It's actually just a trout rodeo on a HUGE, multi-state scale. 
Enjoy your experience the way you prefer. You paid for it.


----------



## FlyFishinFro (Dec 17, 2006)

Dave_E said:


> Are the guys coming over from TSS to this site "mooching" information? Maybe not, but they're here for something? Gathering and/or exchanging information.
> 
> I agree that if you choose to name exact spots it should be done in a PM, but that's just my opinion. I have been helped by a great steelhead fisherman who visits both sites, and I will pass along information too, in much the same way he helped me (Dave, let's hook up between x-mas and new years).
> 
> ...



First off, if you recognize my TSS handle than you also know I am the guy trying to HELP a newbie, not sitting in the shadows trying to mooch information. And secondly, this thread has NOTHING to do with ohio being a put and take fishery. I could care less if you C&R every fish, or if you keep two every day(as long as someone eats every one of those fish you kept). This thread is about bringing attention to an area that simply cannot handle the fishing pressure. I know from personal experience that this river has gone from hardley anyone away from the major access points, to the point where I have walked almost 4miles to find fishable water that did not already have 2 o 3 guys fishing it. It is a simple fact that the smaller tribs can't handle the pressure. This doesn't even have to do with the fact that it was a specific spot on one of the rivers I usually fish. I would have posted the same replies if it had been any small unstocked trib. Why can't ANYONE from this site understand this point-its the second time I'VEposted it, and I don't think I was the only one who tried to clearify that.


----------



## steelheadBob (Jul 6, 2004)
────────
*Exercise requirements:*
Swap "information" for "advice" in the forum thread from "Enjoy your experience" up to and including "and/or exchanging information.", and write out that stretch. Work only from the forum thread.

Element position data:
────────
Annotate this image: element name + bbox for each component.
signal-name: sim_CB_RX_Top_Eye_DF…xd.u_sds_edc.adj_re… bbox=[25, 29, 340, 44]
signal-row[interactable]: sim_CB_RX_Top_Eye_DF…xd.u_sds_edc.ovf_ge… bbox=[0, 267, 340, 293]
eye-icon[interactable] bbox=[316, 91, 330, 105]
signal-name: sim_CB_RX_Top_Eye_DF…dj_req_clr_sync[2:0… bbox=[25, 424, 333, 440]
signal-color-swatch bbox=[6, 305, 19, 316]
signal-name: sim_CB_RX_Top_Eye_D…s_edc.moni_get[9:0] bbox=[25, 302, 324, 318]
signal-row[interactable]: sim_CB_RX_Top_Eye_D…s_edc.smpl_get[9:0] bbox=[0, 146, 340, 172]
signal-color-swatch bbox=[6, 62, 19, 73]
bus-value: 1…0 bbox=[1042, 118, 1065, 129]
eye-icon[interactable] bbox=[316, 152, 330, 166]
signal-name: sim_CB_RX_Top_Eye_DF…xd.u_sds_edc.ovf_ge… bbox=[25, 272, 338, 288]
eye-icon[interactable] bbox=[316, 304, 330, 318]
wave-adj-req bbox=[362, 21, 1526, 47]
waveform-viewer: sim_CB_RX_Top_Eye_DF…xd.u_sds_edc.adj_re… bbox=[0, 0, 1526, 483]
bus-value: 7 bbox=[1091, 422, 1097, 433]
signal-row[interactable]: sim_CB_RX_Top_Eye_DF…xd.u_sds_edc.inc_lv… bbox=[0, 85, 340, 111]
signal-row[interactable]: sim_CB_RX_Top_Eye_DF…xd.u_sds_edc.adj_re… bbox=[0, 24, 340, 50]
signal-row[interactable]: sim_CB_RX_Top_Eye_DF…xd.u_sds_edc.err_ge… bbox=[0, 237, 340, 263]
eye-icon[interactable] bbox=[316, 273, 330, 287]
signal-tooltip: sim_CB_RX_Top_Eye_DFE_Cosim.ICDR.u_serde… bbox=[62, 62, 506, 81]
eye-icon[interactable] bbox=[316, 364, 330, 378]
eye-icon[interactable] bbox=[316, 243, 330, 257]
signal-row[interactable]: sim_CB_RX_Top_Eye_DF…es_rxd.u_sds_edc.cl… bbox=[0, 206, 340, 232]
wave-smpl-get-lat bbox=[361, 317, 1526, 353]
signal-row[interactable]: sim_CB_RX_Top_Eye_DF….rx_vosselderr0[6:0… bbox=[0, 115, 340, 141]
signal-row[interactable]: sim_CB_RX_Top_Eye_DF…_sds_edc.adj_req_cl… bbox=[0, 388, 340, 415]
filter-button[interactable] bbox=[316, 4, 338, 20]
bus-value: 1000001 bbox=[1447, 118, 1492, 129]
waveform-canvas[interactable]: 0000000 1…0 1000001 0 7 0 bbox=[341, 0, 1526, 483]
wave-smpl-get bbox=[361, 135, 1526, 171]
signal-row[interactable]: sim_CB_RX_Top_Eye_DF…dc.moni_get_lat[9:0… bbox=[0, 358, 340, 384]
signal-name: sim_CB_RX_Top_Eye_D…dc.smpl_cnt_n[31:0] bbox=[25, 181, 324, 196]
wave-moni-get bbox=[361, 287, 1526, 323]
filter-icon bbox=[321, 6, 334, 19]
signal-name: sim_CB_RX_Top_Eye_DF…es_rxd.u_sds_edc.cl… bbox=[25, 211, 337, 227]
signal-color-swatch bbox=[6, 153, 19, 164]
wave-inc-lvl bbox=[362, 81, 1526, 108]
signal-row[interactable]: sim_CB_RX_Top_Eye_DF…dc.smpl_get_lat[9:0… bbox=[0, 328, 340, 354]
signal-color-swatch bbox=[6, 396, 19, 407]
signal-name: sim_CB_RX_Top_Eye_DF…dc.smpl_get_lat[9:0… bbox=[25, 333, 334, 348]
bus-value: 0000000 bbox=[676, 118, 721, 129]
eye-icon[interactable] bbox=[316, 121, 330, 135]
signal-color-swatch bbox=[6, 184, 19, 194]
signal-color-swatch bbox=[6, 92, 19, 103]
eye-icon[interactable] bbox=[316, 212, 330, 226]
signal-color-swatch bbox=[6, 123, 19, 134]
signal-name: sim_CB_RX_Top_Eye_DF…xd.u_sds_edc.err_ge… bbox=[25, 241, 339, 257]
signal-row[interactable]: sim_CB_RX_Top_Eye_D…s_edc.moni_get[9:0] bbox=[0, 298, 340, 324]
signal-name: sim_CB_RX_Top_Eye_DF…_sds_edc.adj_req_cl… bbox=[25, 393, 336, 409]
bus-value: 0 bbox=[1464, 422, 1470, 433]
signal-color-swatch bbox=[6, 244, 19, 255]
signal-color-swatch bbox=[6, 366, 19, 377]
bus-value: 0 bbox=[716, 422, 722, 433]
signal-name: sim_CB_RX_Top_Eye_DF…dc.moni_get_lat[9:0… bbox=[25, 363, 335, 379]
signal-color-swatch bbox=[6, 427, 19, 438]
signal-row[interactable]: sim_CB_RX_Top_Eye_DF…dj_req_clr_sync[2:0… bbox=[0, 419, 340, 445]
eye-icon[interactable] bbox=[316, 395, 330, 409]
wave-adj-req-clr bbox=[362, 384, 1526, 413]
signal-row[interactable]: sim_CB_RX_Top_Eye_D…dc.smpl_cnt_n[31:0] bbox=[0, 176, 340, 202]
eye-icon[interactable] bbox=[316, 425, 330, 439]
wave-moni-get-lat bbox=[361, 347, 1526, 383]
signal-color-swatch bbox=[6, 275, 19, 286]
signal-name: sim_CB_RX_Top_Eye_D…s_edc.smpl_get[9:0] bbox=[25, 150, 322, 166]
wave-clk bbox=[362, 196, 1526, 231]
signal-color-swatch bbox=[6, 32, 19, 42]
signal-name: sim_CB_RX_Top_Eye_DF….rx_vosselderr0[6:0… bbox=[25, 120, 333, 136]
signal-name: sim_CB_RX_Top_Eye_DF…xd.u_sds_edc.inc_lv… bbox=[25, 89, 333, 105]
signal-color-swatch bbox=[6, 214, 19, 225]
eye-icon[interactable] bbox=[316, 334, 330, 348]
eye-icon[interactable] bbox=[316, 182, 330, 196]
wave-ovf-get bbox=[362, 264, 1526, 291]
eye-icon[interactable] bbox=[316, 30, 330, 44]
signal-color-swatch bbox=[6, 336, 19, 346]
────────
*Response:*
Enjoy your experience the way you prefer. You paid for it.


----------



## FlyFishinFro (Dec 17, 2006)

Dave_E said:


> Are the guys coming over from TSS to this site "mooching" advice? Maybe not, but they're here for something? Gathering and/or exchanging advice.